Figure contents as structured data
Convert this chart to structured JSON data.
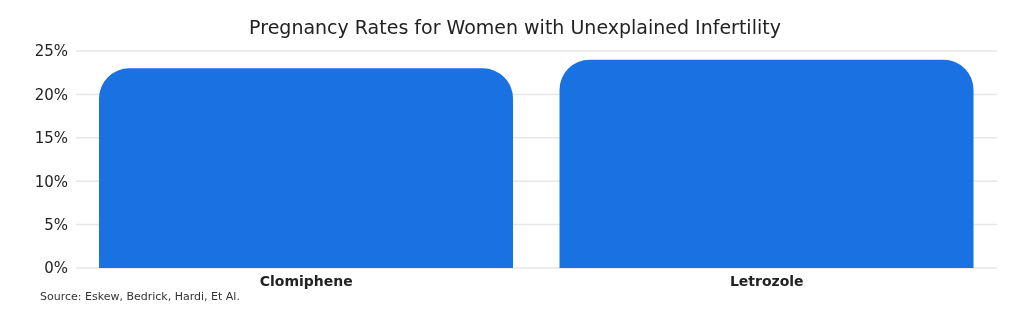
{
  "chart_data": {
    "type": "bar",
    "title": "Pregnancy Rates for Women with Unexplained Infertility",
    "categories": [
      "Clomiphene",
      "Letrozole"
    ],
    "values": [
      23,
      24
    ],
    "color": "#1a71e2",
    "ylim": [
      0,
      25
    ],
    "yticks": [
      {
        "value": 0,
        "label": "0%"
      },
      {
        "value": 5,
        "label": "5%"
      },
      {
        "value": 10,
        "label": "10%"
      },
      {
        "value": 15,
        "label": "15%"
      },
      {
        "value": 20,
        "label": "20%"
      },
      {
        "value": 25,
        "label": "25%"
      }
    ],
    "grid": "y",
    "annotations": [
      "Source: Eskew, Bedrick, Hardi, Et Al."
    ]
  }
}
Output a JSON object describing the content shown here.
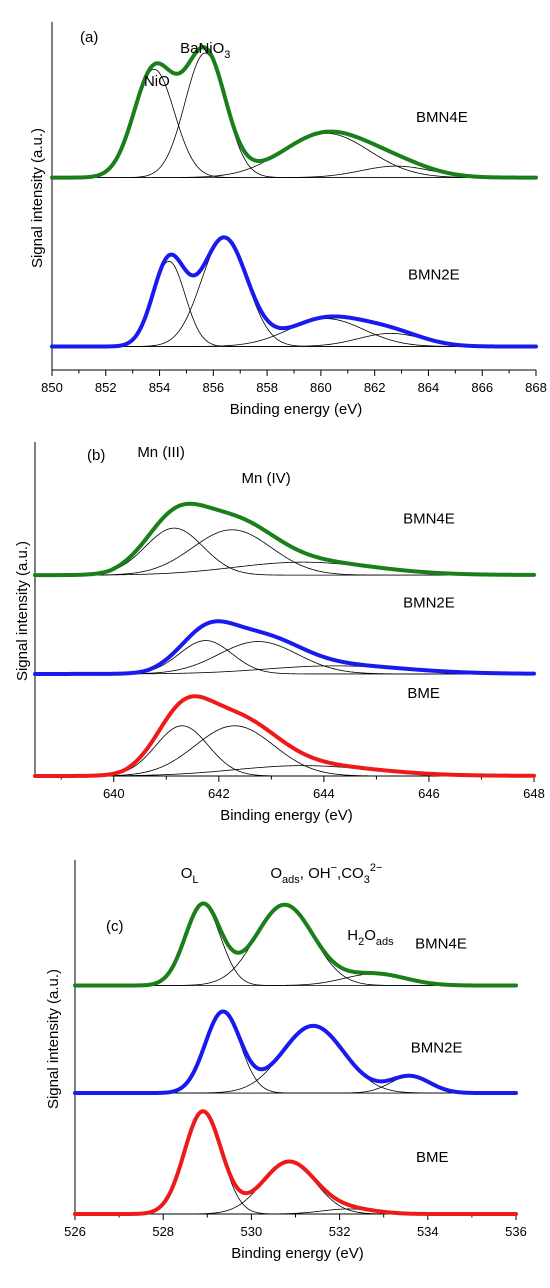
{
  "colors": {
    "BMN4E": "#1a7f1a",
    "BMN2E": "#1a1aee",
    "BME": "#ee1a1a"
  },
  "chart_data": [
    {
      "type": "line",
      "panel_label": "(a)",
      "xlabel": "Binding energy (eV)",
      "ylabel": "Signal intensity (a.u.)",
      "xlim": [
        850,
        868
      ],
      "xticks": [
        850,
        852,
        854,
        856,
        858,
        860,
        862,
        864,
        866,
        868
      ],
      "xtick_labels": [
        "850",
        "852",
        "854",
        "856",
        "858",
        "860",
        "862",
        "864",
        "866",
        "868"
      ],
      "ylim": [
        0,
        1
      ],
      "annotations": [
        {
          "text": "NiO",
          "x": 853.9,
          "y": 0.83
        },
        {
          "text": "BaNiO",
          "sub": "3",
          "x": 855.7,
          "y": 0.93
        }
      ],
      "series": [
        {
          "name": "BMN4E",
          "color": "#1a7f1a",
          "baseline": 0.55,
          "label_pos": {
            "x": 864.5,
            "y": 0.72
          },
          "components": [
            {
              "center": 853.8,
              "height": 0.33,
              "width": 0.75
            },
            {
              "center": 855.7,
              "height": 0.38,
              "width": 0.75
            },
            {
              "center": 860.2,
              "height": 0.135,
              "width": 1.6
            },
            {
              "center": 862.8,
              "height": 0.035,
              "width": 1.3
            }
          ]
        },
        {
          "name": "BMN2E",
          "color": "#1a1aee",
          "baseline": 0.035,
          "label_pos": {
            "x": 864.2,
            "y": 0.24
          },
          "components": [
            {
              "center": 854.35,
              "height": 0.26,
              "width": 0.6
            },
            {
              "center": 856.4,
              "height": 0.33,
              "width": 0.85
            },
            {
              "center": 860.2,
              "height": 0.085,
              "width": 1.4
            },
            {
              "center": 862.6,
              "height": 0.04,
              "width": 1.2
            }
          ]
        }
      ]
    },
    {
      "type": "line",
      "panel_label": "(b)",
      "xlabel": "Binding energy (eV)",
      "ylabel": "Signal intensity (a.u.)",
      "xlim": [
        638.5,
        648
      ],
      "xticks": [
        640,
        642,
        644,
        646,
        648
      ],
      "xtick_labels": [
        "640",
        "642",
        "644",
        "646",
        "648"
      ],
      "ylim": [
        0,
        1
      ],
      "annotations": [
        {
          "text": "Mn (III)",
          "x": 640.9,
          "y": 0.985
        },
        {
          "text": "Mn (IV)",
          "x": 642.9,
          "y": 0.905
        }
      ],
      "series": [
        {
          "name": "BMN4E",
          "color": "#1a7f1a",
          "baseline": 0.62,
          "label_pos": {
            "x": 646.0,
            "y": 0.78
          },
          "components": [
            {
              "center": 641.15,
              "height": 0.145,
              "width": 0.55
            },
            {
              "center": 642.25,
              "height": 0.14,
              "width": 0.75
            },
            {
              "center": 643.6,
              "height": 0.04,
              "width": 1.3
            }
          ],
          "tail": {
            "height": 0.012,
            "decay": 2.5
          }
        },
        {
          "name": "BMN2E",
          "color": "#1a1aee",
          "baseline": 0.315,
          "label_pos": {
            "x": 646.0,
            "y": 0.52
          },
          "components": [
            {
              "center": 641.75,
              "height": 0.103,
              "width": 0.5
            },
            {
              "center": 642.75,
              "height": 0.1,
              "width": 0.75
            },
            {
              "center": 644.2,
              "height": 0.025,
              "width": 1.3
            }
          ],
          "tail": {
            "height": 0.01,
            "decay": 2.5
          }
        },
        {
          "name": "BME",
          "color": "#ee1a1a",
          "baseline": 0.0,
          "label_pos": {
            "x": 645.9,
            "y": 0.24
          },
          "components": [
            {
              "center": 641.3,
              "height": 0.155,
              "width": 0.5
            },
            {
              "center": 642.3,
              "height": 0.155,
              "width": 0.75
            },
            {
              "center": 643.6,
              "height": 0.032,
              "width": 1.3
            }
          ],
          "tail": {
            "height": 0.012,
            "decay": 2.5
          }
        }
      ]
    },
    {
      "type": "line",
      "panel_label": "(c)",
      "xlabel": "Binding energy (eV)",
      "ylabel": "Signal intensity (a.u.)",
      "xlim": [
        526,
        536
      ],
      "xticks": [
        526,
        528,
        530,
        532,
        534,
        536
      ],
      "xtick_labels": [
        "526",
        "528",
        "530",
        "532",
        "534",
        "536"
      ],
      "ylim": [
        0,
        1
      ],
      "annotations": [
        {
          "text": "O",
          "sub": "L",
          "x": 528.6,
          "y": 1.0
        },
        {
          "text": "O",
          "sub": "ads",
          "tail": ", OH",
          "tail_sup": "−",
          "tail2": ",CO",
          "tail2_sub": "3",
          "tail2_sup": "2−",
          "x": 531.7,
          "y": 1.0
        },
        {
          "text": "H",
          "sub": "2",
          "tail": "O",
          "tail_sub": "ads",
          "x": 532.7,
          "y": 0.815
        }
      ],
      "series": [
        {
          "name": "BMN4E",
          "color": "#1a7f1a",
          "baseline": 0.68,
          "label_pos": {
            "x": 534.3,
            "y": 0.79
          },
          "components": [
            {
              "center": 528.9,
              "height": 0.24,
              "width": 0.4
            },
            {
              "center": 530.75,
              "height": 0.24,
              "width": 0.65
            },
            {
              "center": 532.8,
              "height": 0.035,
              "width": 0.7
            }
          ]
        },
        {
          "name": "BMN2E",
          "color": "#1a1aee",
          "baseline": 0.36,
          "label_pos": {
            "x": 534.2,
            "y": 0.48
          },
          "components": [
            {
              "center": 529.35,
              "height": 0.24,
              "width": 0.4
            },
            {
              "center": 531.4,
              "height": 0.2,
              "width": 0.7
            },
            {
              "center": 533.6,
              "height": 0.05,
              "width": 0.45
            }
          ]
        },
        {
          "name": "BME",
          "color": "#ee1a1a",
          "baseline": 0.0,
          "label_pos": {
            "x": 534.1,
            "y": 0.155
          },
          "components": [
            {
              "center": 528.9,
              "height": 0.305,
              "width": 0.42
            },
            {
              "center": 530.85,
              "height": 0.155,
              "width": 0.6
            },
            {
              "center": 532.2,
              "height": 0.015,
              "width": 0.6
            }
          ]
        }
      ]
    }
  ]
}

• **What is needed**:
Every line of text is to be repeated exactly; pictures are left out.

• **Task output**:
Convert this chart to structured JSON data.
{
  "chart_data": {
    "type": "bar",
    "title": "Pregnancy Rates for Women with Unexplained Infertility",
    "categories": [
      "Clomiphene",
      "Letrozole"
    ],
    "values": [
      23,
      24
    ],
    "color": "#1a71e2",
    "ylim": [
      0,
      25
    ],
    "yticks": [
      {
        "value": 0,
        "label": "0%"
      },
      {
        "value": 5,
        "label": "5%"
      },
      {
        "value": 10,
        "label": "10%"
      },
      {
        "value": 15,
        "label": "15%"
      },
      {
        "value": 20,
        "label": "20%"
      },
      {
        "value": 25,
        "label": "25%"
      }
    ],
    "grid": "y",
    "annotations": [
      "Source: Eskew, Bedrick, Hardi, Et Al."
    ]
  }
}
Output a JSON object describing the content shown here.
{
  "colors": {
    "BMN4E": "#1a7f1a",
    "BMN2E": "#1a1aee",
    "BME": "#ee1a1a"
  },
  "chart_data": [
    {
      "type": "line",
      "panel_label": "(a)",
      "xlabel": "Binding energy (eV)",
      "ylabel": "Signal intensity (a.u.)",
      "xlim": [
        850,
        868
      ],
      "xticks": [
        850,
        852,
        854,
        856,
        858,
        860,
        862,
        864,
        866,
        868
      ],
      "xtick_labels": [
        "850",
        "852",
        "854",
        "856",
        "858",
        "860",
        "862",
        "864",
        "866",
        "868"
      ],
      "ylim": [
        0,
        1
      ],
      "annotations": [
        {
          "text": "NiO",
          "x": 853.9,
          "y": 0.83
        },
        {
          "text": "BaNiO",
          "sub": "3",
          "x": 855.7,
          "y": 0.93
        }
      ],
      "series": [
        {
          "name": "BMN4E",
          "color": "#1a7f1a",
          "baseline": 0.55,
          "label_pos": {
            "x": 864.5,
            "y": 0.72
          },
          "components": [
            {
              "center": 853.8,
              "height": 0.33,
              "width": 0.75
            },
            {
              "center": 855.7,
              "height": 0.38,
              "width": 0.75
            },
            {
              "center": 860.2,
              "height": 0.135,
              "width": 1.6
            },
            {
              "center": 862.8,
              "height": 0.035,
              "width": 1.3
            }
          ]
        },
        {
          "name": "BMN2E",
          "color": "#1a1aee",
          "baseline": 0.035,
          "label_pos": {
            "x": 864.2,
            "y": 0.24
          },
          "components": [
            {
              "center": 854.35,
              "height": 0.26,
              "width": 0.6
            },
            {
              "center": 856.4,
              "height": 0.33,
              "width": 0.85
            },
            {
              "center": 860.2,
              "height": 0.085,
              "width": 1.4
            },
            {
              "center": 862.6,
              "height": 0.04,
              "width": 1.2
            }
          ]
        }
      ]
    },
    {
      "type": "line",
      "panel_label": "(b)",
      "xlabel": "Binding energy (eV)",
      "ylabel": "Signal intensity (a.u.)",
      "xlim": [
        638.5,
        648
      ],
      "xticks": [
        640,
        642,
        644,
        646,
        648
      ],
      "xtick_labels": [
        "640",
        "642",
        "644",
        "646",
        "648"
      ],
      "ylim": [
        0,
        1
      ],
      "annotations": [
        {
          "text": "Mn (III)",
          "x": 640.9,
          "y": 0.985
        },
        {
          "text": "Mn (IV)",
          "x": 642.9,
          "y": 0.905
        }
      ],
      "series": [
        {
          "name": "BMN4E",
          "color": "#1a7f1a",
          "baseline": 0.62,
          "label_pos": {
            "x": 646.0,
            "y": 0.78
          },
          "components": [
            {
              "center": 641.15,
              "height": 0.145,
              "width": 0.55
            },
            {
              "center": 642.25,
              "height": 0.14,
              "width": 0.75
            },
            {
              "center": 643.6,
              "height": 0.04,
              "width": 1.3
            }
          ],
          "tail": {
            "height": 0.012,
            "decay": 2.5
          }
        },
        {
          "name": "BMN2E",
          "color": "#1a1aee",
          "baseline": 0.315,
          "label_pos": {
            "x": 646.0,
            "y": 0.52
          },
          "components": [
            {
              "center": 641.75,
              "height": 0.103,
              "width": 0.5
            },
            {
              "center": 642.75,
              "height": 0.1,
              "width": 0.75
            },
            {
              "center": 644.2,
              "height": 0.025,
              "width": 1.3
            }
          ],
          "tail": {
            "height": 0.01,
            "decay": 2.5
          }
        },
        {
          "name": "BME",
          "color": "#ee1a1a",
          "baseline": 0.0,
          "label_pos": {
            "x": 645.9,
            "y": 0.24
          },
          "components": [
            {
              "center": 641.3,
              "height": 0.155,
              "width": 0.5
            },
            {
              "center": 642.3,
              "height": 0.155,
              "width": 0.75
            },
            {
              "center": 643.6,
              "height": 0.032,
              "width": 1.3
            }
          ],
          "tail": {
            "height": 0.012,
            "decay": 2.5
          }
        }
      ]
    },
    {
      "type": "line",
      "panel_label": "(c)",
      "xlabel": "Binding energy (eV)",
      "ylabel": "Signal intensity (a.u.)",
      "xlim": [
        526,
        536
      ],
      "xticks": [
        526,
        528,
        530,
        532,
        534,
        536
      ],
      "xtick_labels": [
        "526",
        "528",
        "530",
        "532",
        "534",
        "536"
      ],
      "ylim": [
        0,
        1
      ],
      "annotations": [
        {
          "text": "O",
          "sub": "L",
          "x": 528.6,
          "y": 1.0
        },
        {
          "text": "O",
          "sub": "ads",
          "tail": ", OH",
          "tail_sup": "−",
          "tail2": ",CO",
          "tail2_sub": "3",
          "tail2_sup": "2−",
          "x": 531.7,
          "y": 1.0
        },
        {
          "text": "H",
          "sub": "2",
          "tail": "O",
          "tail_sub": "ads",
          "x": 532.7,
          "y": 0.815
        }
      ],
      "series": [
        {
          "name": "BMN4E",
          "color": "#1a7f1a",
          "baseline": 0.68,
          "label_pos": {
            "x": 534.3,
            "y": 0.79
          },
          "components": [
            {
              "center": 528.9,
              "height": 0.24,
              "width": 0.4
            },
            {
              "center": 530.75,
              "height": 0.24,
              "width": 0.65
            },
            {
              "center": 532.8,
              "height": 0.035,
              "width": 0.7
            }
          ]
        },
        {
          "name": "BMN2E",
          "color": "#1a1aee",
          "baseline": 0.36,
          "label_pos": {
            "x": 534.2,
            "y": 0.48
          },
          "components": [
            {
              "center": 529.35,
              "height": 0.24,
              "width": 0.4
            },
            {
              "center": 531.4,
              "height": 0.2,
              "width": 0.7
            },
            {
              "center": 533.6,
              "height": 0.05,
              "width": 0.45
            }
          ]
        },
        {
          "name": "BME",
          "color": "#ee1a1a",
          "baseline": 0.0,
          "label_pos": {
            "x": 534.1,
            "y": 0.155
          },
          "components": [
            {
              "center": 528.9,
              "height": 0.305,
              "width": 0.42
            },
            {
              "center": 530.85,
              "height": 0.155,
              "width": 0.6
            },
            {
              "center": 532.2,
              "height": 0.015,
              "width": 0.6
            }
          ]
        }
      ]
    }
  ]
}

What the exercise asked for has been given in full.